Например, следователь ищет помощь специалиста в реконструктивном анализе по двойному убийству (мужчины и женщины) шестилетней давности в городе Т. О мужчине известно, что он занимался наркотиками, преступление было классифицировано как вероятное убийство недовольным клиентом. Нет никаких следов по делу.

При просмотре фотографий анализатор заметил, что жертва прострелена дважды — один раз через локоть, к горлу, второй в висок. Один из выстрелов был произведен пистолетом в контакте с простыней на кровати. Простыня была положена на руку жертвы, на груди кровь от нее. Супруг был на коленях напротив кровати. И тот факт, что его рубашка и простыня с кровати были стянуты, доказывает, что после выстрела в правый висок он упал на левую сторону. Сцена больше похожа на супружеское убийство (самоубийство), но не хватает оружия.

Внимательный просмотр фотографий показал, что кабель лампы был обернут около левого запястья супруга, а значит он не мог в этом положении упасть на левую сторону, не опрокинув лампы. Анализатор предположил, что оружие было перемещено кем-то, кто не хотел прикасаться к телу.

С этой информацией расследующий изменил направление следствия и понял, что тела нашли сын и близкий друг семьи. Сын вышел на улицу, чтобы ждать полицию; друг семьи остался внутри, чтоб выкинуть кокаин — высыпать его через заднее окно. Из интервью с другом «друга» выяснилось, что во временя, близкое ко времени убийства, тот похвастался, что украл пистолет у «мертвеца». Случай был закрыт.

Реконструкция обычно начинается заранее. Психолог должен собрать информацию о теории каждого, знакомого со случаем, — идет ли речь о естественной смерти, о самоубийстве или убийстве. Первая теория дает начало расследованию. Следующая задача — установить, что изменено на месте преступления после события.

В данном ниже примере психолог и следователи должны были расследовать случай убийства ножом.

Пример: После приезда на место преступления следственная команда обнаружила увеличивающиеся капли крови и кровавые следы на лестнице. Оперативные работники внимательно осмотрелись, поднявшись по лестнице, обходя кровавые пятна. След разделялся за дверью: налево и вел к ванне, где была кровь на кране, а направо — к холлу. Был замечен беспорядок в холле — еда и банки из-под пива, раскиданные перед телевизором. Столик для кофе опрокинут; лампа у телевизора сломана, лужа крови между опрокинутым столиком и диваном и пятна крови на диване. Окровавленный нож лежал на книжном шкафу у окна.

За оценкой признаков насилия на месте оперативные работники обратились к лабораторным специалистам. Им было нужно 6–8 часов, чтобы продокументировать и собрать доказательства с места происшествия. Но следователь захотел расспросить полицейского, который первым приехал на место преступления. Он объяснил, что увидел мужчину на диване с ножом в животе. Сразу осмотрел квартиру на наличие подозреваемых. Когда он вернулся, уже работали медики и он вышел, чтобы подождать следователей.

> [Список заданий]
1. Напечатай без изменений часть текста о реконструкции преступлений от слов «Реконструкция обычно начинается» до слов «преступления после события.».
2. Выведи в неизменном виде строки записей от строки со словами «pos-delete-label: Delete bbox=[1784, 390, 1821, 405]» до строки со словами «hero-tagline-line: and monitor», обе включительно.
Текст о реконструкции преступлений и записи, которые идут дальше, взяты из разных источников.

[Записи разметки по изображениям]
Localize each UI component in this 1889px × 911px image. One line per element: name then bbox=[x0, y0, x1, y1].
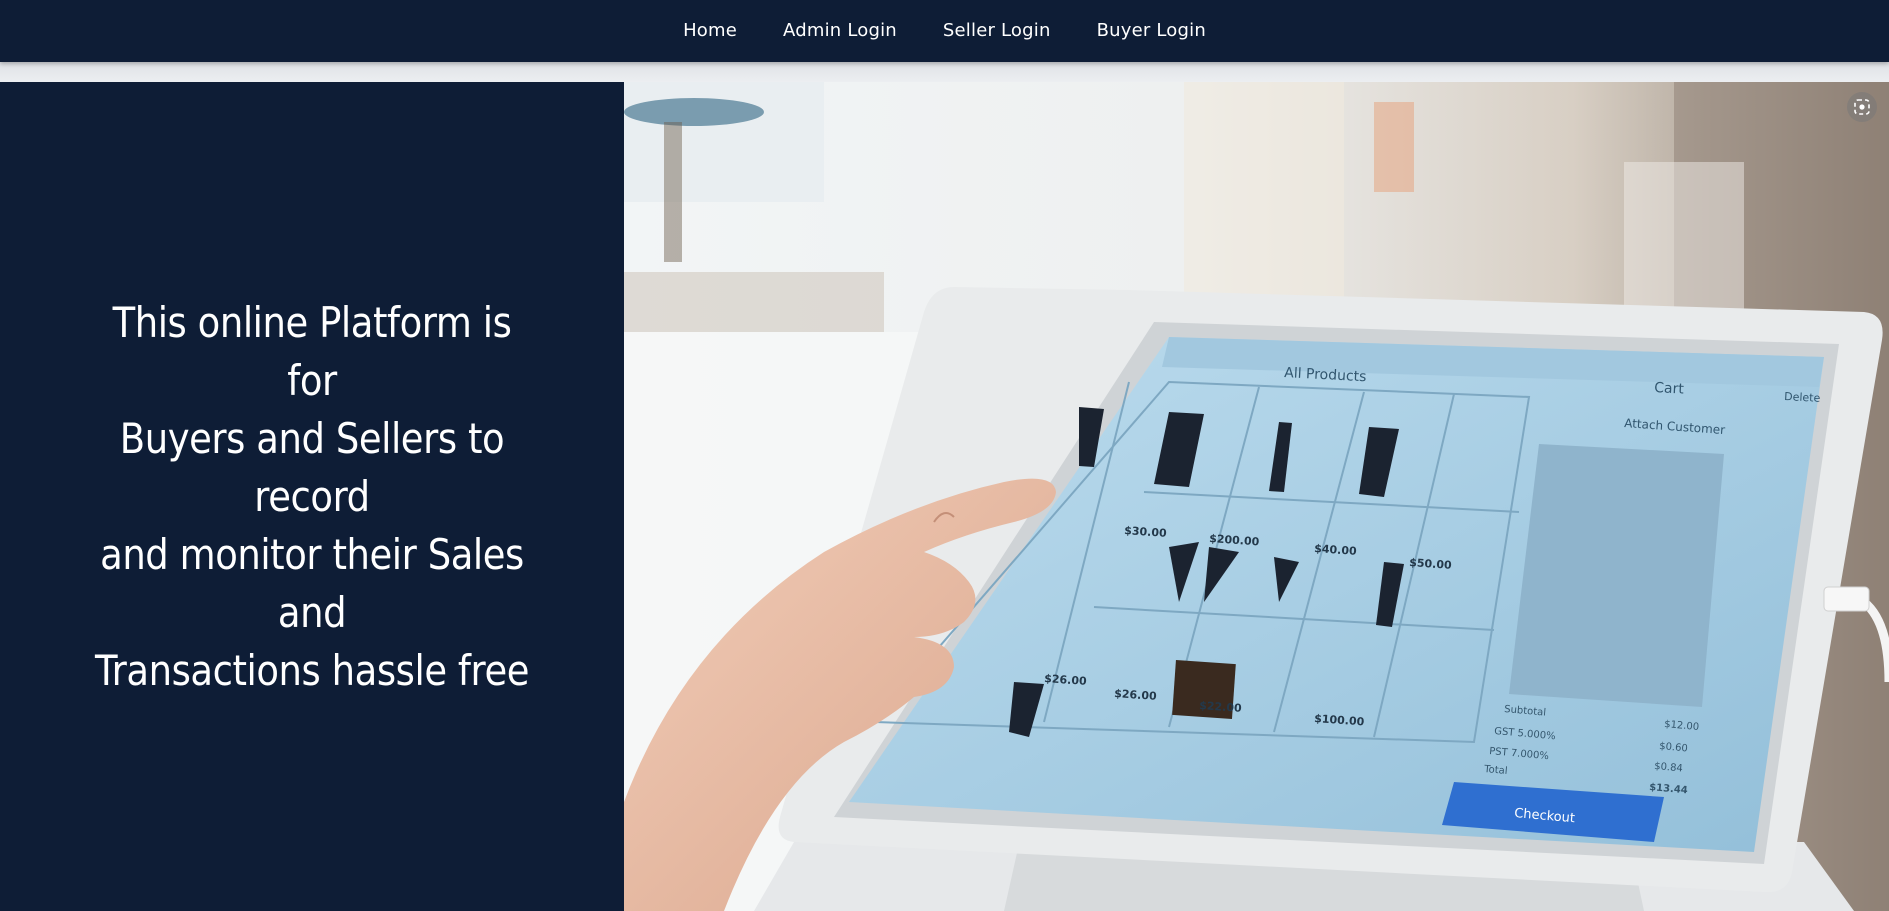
pos-delete-label: Delete bbox=[1784, 390, 1821, 405]
top-navbar: Home Admin Login Seller Login Buyer Logi… bbox=[0, 0, 1889, 62]
nav-home-link[interactable]: Home bbox=[660, 0, 760, 62]
nav-buyer-login-link[interactable]: Buyer Login bbox=[1074, 0, 1229, 62]
hero-tagline-line: Buyers and Sellers to record bbox=[119, 413, 505, 521]
hero-pos-photo: All Products Cart Delete Attach Customer bbox=[624, 82, 1889, 911]
hero-tagline: This online Platform is for Buyers and S… bbox=[83, 294, 541, 700]
image-search-lens-button[interactable] bbox=[1847, 92, 1877, 122]
hero-text-panel: This online Platform is for Buyers and S… bbox=[0, 82, 624, 911]
nav-divider-band bbox=[0, 62, 1889, 82]
nav-admin-login-link[interactable]: Admin Login bbox=[760, 0, 920, 62]
hero-tagline-line: and monitor their Sales and bbox=[100, 529, 524, 637]
hero-tagline-line: This online Platform is for bbox=[112, 297, 512, 405]
lens-icon bbox=[1854, 99, 1870, 115]
pos-terminal-illustration: All Products Cart Delete Attach Customer bbox=[624, 82, 1889, 911]
hero-tagline-line: Transactions hassle free bbox=[94, 645, 530, 695]
nav-seller-login-link[interactable]: Seller Login bbox=[920, 0, 1074, 62]
pos-cart-title: Cart bbox=[1654, 380, 1685, 398]
summary-label: Total bbox=[1483, 764, 1508, 777]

> [Решения заданий]
1.
Реконструкция обычно начинается заранее. Психолог должен собрать информацию о теории каждого, знакомого со случаем, — идет ли речь о естественной смерти, о самоубийстве или убийстве. Первая теория дает начало расследованию. Следующая задача — установить, что изменено на месте преступления после события.

2.
pos-delete-label: Delete bbox=[1784, 390, 1821, 405]
top-navbar: Home Admin Login Seller Login Buyer Logi… bbox=[0, 0, 1889, 62]
nav-home-link[interactable]: Home bbox=[660, 0, 760, 62]
nav-buyer-login-link[interactable]: Buyer Login bbox=[1074, 0, 1229, 62]
hero-tagline-line: Buyers and Sellers to record bbox=[119, 413, 505, 521]
hero-pos-photo: All Products Cart Delete Attach Customer bbox=[624, 82, 1889, 911]
hero-tagline: This online Platform is for Buyers and S… bbox=[83, 294, 541, 700]
image-search-lens-button[interactable] bbox=[1847, 92, 1877, 122]
hero-text-panel: This online Platform is for Buyers and S… bbox=[0, 82, 624, 911]
nav-divider-band bbox=[0, 62, 1889, 82]
nav-admin-login-link[interactable]: Admin Login bbox=[760, 0, 920, 62]
hero-tagline-line: and monitor their Sales and bbox=[100, 529, 524, 637]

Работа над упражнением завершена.